Output the data that follows exactly, line for line.

┌────────

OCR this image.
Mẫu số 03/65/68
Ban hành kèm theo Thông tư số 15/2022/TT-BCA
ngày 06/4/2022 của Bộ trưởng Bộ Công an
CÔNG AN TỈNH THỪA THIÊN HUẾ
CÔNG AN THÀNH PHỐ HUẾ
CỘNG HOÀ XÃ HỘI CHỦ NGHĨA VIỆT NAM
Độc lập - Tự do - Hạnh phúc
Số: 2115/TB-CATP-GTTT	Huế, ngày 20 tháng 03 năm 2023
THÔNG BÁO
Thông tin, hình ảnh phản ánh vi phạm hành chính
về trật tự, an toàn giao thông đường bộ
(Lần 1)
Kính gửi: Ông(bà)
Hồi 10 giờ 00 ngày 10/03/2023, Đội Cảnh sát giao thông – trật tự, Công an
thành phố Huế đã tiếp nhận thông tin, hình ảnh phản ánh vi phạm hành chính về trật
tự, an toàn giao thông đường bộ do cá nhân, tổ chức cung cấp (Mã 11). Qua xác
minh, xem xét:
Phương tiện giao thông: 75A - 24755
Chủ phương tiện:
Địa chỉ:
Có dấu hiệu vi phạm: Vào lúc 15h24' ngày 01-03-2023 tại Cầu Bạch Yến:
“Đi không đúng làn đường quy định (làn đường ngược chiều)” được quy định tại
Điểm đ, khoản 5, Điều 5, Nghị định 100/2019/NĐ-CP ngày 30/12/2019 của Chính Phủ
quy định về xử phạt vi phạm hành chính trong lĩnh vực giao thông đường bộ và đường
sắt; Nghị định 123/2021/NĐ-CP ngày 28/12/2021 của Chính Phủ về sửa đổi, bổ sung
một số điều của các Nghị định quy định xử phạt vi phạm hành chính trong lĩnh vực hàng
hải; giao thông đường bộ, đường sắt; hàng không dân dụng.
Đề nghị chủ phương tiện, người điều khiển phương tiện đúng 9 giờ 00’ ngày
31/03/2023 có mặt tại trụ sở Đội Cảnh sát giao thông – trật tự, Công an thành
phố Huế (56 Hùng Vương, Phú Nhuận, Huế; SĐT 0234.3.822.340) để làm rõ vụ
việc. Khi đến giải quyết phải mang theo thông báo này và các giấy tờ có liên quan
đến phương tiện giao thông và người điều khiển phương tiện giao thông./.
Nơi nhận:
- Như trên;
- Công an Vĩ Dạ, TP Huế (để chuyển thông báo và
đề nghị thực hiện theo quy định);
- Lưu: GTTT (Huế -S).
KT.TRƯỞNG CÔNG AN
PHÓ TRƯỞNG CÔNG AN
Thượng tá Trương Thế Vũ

└────────

### REPLY TO THE EXERCISE
OCR this image.
Mẫu số 03/65/68
Ban hành kèm theo Thông tư số 15/2022/TT-BCA
ngày 06/4/2022 của Bộ trưởng Bộ Công an
CÔNG AN TỈNH THỪA THIÊN HUẾ
CÔNG AN THÀNH PHỐ HUẾ
CỘNG HOÀ XÃ HỘI CHỦ NGHĨA VIỆT NAM
Độc lập - Tự do - Hạnh phúc
Số: 2115/TB-CATP-GTTT	Huế, ngày 20 tháng 03 năm 2023
THÔNG BÁO
Thông tin, hình ảnh phản ánh vi phạm hành chính
về trật tự, an toàn giao thông đường bộ
(Lần 1)
Kính gửi: Ông(bà)
Hồi 10 giờ 00 ngày 10/03/2023, Đội Cảnh sát giao thông – trật tự, Công an
thành phố Huế đã tiếp nhận thông tin, hình ảnh phản ánh vi phạm hành chính về trật
tự, an toàn giao thông đường bộ do cá nhân, tổ chức cung cấp (Mã 11). Qua xác
minh, xem xét:
Phương tiện giao thông: 75A - 24755
Chủ phương tiện:
Địa chỉ:
Có dấu hiệu vi phạm: Vào lúc 15h24' ngày 01-03-2023 tại Cầu Bạch Yến:
“Đi không đúng làn đường quy định (làn đường ngược chiều)” được quy định tại
Điểm đ, khoản 5, Điều 5, Nghị định 100/2019/NĐ-CP ngày 30/12/2019 của Chính Phủ
quy định về xử phạt vi phạm hành chính trong lĩnh vực giao thông đường bộ và đường
sắt; Nghị định 123/2021/NĐ-CP ngày 28/12/2021 của Chính Phủ về sửa đổi, bổ sung
một số điều của các Nghị định quy định xử phạt vi phạm hành chính trong lĩnh vực hàng
hải; giao thông đường bộ, đường sắt; hàng không dân dụng.
Đề nghị chủ phương tiện, người điều khiển phương tiện đúng 9 giờ 00’ ngày
31/03/2023 có mặt tại trụ sở Đội Cảnh sát giao thông – trật tự, Công an thành
phố Huế (56 Hùng Vương, Phú Nhuận, Huế; SĐT 0234.3.822.340) để làm rõ vụ
việc. Khi đến giải quyết phải mang theo thông báo này và các giấy tờ có liên quan
đến phương tiện giao thông và người điều khiển phương tiện giao thông./.
Nơi nhận:
- Như trên;
- Công an Vĩ Dạ, TP Huế (để chuyển thông báo và
đề nghị thực hiện theo quy định);
- Lưu: GTTT (Huế -S).
KT.TRƯỞNG CÔNG AN
PHÓ TRƯỞNG CÔNG AN
Thượng tá Trương Thế Vũ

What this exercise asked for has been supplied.